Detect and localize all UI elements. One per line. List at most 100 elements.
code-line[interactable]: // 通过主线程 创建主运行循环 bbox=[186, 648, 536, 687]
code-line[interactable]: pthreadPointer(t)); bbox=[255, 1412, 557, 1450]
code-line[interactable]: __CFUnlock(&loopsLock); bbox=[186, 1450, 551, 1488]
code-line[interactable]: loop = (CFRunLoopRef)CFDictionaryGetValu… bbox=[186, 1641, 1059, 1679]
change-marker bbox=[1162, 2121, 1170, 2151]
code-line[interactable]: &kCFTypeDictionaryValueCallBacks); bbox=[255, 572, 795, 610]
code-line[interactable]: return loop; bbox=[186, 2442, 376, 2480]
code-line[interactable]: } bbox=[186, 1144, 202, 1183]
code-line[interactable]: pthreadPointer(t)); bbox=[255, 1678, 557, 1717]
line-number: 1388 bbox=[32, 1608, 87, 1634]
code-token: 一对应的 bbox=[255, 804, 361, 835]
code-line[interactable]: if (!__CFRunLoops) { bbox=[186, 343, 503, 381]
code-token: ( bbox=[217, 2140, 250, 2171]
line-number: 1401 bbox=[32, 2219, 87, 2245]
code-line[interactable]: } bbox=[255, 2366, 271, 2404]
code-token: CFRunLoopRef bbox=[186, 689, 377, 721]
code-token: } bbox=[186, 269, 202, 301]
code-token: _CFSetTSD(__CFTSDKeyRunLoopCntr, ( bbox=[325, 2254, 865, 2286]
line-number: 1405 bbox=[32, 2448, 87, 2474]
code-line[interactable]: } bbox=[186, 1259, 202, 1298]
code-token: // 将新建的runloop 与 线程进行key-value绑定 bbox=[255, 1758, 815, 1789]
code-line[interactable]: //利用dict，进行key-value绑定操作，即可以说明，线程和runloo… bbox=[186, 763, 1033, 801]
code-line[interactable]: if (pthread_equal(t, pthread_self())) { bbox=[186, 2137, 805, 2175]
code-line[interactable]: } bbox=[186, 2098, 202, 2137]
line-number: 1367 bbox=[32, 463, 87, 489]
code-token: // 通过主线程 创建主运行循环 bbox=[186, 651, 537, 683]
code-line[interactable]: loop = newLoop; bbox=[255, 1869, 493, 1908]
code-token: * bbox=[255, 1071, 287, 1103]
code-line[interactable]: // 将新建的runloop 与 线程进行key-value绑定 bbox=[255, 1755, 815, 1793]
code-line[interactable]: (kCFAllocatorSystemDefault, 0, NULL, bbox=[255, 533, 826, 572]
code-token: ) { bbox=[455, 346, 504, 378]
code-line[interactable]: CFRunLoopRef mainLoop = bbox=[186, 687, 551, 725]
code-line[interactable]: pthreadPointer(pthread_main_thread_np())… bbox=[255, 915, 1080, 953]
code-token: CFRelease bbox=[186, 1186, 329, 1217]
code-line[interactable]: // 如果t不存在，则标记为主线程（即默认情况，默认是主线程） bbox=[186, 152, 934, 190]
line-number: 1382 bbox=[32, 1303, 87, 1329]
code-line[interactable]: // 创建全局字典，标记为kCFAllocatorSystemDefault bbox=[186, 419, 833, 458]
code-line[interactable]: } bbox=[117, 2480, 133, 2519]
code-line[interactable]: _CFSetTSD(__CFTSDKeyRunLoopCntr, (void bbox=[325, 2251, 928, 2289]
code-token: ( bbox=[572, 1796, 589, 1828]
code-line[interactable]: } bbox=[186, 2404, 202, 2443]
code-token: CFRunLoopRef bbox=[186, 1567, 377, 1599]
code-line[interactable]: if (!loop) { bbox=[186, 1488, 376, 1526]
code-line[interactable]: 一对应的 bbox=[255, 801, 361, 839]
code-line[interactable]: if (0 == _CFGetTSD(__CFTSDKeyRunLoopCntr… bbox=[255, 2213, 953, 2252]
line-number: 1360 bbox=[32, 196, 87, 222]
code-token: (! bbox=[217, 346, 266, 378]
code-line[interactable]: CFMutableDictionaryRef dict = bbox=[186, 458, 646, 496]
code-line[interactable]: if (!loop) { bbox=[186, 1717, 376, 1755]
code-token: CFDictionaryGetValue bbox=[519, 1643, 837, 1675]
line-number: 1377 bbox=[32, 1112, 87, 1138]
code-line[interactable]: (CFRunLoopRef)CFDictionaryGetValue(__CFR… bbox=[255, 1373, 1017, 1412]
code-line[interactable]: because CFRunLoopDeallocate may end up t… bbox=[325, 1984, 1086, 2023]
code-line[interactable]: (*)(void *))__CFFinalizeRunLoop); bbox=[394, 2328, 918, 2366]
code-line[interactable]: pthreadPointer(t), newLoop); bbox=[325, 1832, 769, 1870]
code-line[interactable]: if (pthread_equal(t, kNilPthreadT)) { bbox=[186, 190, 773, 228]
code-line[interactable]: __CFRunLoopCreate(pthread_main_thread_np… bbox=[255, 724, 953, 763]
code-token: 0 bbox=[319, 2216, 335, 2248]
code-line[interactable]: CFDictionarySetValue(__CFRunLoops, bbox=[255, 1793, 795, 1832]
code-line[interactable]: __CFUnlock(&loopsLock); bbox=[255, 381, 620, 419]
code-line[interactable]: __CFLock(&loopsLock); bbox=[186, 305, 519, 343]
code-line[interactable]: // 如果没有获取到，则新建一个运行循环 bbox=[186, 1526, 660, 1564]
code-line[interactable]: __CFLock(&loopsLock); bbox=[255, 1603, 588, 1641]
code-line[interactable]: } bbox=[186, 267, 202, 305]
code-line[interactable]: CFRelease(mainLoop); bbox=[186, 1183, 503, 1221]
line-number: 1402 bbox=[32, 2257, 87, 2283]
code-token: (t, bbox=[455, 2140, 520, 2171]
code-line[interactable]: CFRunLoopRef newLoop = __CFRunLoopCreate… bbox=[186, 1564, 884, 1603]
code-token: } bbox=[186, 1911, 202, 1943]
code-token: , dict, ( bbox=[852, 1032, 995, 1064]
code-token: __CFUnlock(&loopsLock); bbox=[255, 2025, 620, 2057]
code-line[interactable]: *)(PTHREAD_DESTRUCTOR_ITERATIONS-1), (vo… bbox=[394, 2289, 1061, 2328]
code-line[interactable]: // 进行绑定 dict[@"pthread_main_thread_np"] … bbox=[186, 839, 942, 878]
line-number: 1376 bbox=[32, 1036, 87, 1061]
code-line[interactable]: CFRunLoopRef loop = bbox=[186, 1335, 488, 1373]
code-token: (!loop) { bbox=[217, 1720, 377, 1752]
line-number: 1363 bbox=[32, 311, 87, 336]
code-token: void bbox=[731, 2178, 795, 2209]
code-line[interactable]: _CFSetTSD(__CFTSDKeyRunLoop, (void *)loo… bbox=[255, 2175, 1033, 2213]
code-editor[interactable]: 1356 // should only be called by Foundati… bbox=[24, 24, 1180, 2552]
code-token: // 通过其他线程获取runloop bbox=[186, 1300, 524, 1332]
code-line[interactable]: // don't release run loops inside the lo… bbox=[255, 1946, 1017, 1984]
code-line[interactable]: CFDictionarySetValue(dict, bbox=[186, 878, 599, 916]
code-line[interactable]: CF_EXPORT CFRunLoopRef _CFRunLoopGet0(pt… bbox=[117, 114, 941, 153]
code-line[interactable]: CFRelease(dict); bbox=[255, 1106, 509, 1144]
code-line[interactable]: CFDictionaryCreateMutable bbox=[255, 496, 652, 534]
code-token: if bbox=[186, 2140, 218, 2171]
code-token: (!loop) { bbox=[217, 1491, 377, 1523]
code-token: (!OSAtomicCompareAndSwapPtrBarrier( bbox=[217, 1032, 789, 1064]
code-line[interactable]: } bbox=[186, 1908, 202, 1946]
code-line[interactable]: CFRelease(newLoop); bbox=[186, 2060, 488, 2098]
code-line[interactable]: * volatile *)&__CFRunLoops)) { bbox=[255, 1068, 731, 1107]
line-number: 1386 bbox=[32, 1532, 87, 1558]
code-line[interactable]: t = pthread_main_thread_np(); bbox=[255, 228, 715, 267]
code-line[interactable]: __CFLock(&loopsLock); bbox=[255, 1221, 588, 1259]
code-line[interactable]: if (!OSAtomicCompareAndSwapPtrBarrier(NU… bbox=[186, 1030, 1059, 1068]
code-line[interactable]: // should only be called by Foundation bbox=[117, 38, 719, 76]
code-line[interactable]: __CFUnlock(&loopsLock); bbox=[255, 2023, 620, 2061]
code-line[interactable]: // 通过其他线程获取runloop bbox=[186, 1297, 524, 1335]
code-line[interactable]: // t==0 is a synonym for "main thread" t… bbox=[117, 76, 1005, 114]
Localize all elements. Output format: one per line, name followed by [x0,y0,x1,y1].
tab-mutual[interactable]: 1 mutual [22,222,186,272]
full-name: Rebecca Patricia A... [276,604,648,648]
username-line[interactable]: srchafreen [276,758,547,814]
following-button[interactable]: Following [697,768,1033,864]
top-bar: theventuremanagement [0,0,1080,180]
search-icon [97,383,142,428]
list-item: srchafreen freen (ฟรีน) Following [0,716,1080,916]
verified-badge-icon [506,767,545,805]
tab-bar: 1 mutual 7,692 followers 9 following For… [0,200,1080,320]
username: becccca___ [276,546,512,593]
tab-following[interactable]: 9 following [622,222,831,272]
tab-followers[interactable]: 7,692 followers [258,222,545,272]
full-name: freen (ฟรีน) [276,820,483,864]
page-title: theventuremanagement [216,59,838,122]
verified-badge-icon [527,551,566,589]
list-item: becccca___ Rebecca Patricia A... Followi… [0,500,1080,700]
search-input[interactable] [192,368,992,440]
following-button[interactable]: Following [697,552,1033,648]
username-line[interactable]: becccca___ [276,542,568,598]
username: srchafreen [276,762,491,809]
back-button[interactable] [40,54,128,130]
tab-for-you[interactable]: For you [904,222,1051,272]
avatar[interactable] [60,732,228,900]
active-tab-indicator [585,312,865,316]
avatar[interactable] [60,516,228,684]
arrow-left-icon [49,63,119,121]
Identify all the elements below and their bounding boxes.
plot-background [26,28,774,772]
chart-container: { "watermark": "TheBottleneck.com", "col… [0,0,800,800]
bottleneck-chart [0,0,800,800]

== == ==

- [Task objective]: Rewrite the rows from the first line through the line containing "1450, 551, 1488]", inclusive, replacing "Detect" with "Find" and changing nothing else.

- [The solution]:
Find and localize all UI elements. One per line. List at most 100 elements.
code-line[interactable]: // 通过主线程 创建主运行循环 bbox=[186, 648, 536, 687]
code-line[interactable]: pthreadPointer(t)); bbox=[255, 1412, 557, 1450]
code-line[interactable]: __CFUnlock(&loopsLock); bbox=[186, 1450, 551, 1488]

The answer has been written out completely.